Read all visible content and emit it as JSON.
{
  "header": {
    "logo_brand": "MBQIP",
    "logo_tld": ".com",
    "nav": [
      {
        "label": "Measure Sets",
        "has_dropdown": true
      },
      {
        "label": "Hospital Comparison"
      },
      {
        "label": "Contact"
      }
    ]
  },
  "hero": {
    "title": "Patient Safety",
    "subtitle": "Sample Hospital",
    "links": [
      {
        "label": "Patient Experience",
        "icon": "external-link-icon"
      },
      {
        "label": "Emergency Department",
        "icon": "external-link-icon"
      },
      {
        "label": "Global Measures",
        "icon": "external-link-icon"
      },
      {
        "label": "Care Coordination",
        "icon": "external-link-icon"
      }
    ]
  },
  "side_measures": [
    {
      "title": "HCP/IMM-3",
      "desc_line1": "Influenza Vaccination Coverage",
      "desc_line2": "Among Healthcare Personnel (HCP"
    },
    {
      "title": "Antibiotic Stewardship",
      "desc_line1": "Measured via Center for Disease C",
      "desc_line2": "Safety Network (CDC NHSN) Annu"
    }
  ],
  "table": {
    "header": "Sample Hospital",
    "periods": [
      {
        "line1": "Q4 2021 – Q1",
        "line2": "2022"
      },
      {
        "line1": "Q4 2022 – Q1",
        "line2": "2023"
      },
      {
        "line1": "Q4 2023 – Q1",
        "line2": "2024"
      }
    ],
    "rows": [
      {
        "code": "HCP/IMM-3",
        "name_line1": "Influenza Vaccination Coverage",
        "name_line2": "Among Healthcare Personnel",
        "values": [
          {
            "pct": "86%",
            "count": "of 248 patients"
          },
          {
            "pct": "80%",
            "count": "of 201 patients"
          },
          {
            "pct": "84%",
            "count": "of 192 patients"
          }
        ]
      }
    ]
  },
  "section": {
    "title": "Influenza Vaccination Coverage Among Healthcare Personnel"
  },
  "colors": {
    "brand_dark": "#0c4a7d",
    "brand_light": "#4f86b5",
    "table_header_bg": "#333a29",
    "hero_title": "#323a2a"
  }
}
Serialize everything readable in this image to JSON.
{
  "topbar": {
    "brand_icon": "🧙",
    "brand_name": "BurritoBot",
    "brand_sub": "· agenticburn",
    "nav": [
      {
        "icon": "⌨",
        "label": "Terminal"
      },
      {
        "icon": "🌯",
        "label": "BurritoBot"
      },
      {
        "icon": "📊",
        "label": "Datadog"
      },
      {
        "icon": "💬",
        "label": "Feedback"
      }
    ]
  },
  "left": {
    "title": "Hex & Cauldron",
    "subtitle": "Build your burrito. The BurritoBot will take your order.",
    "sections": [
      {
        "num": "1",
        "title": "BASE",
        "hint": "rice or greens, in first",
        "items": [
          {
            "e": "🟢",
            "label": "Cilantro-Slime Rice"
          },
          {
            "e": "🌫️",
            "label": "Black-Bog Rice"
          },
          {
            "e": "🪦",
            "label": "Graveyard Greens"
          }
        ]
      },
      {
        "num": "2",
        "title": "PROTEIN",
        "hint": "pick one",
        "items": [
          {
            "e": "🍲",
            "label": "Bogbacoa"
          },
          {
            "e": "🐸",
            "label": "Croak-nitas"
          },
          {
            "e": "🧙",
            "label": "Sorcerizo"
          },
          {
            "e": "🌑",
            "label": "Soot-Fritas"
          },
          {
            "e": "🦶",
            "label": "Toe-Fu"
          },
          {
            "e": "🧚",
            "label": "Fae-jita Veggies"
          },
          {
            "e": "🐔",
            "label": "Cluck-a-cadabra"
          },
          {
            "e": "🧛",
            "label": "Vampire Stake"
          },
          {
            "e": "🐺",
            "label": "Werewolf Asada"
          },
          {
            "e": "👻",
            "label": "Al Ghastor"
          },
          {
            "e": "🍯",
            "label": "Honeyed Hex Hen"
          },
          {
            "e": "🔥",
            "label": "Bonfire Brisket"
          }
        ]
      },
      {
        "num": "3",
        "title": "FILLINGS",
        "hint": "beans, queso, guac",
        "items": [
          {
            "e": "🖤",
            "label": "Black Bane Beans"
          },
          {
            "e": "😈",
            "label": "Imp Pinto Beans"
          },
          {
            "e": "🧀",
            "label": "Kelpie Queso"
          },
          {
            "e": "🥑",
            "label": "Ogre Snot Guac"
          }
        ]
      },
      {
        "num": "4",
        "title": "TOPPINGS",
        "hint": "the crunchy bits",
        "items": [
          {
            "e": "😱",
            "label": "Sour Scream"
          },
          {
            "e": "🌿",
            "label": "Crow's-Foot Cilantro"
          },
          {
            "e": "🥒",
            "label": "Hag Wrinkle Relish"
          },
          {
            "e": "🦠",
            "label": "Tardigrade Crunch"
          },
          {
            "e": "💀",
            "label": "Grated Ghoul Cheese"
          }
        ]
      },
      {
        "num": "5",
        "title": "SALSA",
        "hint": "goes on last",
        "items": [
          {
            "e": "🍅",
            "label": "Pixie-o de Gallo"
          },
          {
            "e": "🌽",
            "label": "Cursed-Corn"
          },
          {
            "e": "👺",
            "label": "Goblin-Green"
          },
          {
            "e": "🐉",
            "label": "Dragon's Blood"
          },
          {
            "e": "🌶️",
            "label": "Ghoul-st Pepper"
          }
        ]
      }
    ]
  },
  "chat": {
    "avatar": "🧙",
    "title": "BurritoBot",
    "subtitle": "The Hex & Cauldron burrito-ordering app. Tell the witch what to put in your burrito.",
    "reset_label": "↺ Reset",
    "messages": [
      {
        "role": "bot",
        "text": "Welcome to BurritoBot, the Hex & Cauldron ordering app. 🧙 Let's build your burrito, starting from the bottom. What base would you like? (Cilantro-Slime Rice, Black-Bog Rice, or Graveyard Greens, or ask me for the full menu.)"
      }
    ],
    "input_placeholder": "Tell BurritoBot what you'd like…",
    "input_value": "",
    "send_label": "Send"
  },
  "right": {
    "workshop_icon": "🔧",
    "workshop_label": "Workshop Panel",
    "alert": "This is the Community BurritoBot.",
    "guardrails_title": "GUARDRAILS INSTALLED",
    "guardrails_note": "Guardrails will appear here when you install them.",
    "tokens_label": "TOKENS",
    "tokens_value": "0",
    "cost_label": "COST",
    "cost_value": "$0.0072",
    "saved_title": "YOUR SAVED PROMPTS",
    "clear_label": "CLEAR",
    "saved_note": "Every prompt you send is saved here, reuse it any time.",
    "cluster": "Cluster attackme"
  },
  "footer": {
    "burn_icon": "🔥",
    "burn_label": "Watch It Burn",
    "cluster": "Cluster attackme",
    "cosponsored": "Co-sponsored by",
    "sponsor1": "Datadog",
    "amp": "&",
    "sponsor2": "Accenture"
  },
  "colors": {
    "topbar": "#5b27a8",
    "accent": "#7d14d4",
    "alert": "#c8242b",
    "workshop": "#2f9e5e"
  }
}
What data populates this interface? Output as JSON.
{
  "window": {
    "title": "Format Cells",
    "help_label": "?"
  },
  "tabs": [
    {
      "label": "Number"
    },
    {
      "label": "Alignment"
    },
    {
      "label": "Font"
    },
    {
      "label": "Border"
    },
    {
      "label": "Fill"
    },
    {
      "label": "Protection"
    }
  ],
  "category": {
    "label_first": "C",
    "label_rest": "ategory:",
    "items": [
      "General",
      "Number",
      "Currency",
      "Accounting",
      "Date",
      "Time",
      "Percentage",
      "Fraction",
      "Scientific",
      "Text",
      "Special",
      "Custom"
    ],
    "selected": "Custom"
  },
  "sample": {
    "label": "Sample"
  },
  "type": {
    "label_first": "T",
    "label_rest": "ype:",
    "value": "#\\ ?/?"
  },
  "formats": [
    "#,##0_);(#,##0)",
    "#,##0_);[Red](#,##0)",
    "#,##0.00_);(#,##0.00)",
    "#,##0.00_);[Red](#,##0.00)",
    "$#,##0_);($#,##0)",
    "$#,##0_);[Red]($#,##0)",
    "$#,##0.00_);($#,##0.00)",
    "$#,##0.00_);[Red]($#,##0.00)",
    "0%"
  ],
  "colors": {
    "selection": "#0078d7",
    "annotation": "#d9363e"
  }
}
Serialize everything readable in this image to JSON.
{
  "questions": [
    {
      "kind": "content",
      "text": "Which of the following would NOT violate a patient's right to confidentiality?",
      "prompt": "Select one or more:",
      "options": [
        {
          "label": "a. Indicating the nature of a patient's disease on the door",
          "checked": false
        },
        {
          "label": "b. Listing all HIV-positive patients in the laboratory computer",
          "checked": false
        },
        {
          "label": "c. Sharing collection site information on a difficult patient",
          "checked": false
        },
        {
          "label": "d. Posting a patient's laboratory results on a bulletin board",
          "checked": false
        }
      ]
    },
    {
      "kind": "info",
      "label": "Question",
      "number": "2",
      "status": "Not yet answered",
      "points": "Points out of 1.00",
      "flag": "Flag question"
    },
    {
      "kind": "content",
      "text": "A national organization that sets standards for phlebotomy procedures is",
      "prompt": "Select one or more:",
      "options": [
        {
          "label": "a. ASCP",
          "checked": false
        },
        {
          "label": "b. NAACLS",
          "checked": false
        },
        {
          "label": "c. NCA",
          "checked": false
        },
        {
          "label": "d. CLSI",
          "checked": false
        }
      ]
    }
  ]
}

+ + + +

PROMPT: Check each line of the material for "Among" and report how many have it. Add no other words.

YOUR SOLUTION: 3